- Work required:
Return every line of the data below that includes the string "estoy".
────────────────
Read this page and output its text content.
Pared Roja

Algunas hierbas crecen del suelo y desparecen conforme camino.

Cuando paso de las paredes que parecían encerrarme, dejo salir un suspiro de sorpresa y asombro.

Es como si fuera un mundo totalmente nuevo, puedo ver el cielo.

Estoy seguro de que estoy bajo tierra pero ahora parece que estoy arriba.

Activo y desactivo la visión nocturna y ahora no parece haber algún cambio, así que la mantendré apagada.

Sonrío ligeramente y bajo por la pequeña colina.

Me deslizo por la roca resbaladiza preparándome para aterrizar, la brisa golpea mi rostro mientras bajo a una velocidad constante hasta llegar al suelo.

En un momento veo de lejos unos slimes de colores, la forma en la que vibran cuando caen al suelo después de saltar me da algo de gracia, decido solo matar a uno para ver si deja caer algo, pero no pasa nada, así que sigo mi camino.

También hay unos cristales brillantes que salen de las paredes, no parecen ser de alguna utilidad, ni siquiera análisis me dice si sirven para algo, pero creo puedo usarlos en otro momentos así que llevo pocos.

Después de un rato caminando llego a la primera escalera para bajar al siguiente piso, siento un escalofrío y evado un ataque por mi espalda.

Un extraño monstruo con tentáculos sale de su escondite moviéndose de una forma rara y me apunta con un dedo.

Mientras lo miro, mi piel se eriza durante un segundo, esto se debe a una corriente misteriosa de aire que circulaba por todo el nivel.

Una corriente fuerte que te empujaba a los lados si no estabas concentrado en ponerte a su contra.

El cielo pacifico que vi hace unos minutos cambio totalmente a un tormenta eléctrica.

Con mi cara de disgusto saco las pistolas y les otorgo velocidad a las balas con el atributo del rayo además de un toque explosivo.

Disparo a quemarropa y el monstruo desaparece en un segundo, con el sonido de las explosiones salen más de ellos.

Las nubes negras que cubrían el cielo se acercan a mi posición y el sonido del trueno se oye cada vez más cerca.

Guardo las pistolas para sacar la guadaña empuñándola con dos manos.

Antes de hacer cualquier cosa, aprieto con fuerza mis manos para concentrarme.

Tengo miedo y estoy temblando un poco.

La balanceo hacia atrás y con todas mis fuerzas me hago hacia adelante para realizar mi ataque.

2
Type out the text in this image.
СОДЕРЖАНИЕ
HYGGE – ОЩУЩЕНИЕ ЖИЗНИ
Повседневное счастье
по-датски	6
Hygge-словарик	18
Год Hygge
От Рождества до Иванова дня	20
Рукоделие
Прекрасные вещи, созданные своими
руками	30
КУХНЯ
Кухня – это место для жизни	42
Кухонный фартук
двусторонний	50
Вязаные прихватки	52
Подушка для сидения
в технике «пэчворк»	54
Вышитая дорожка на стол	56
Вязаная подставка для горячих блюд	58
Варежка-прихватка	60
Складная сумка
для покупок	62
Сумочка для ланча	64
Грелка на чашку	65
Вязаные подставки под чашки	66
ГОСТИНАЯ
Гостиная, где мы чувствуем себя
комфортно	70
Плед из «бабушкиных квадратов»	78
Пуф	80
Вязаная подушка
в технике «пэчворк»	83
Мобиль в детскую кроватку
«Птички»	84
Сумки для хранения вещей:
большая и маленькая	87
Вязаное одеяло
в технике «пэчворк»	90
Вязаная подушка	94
────────────────
- Solution for this problem:
Estoy seguro de que estoy bajo tierra pero ahora parece que estoy arriba.
Tengo miedo y estoy temblando un poco.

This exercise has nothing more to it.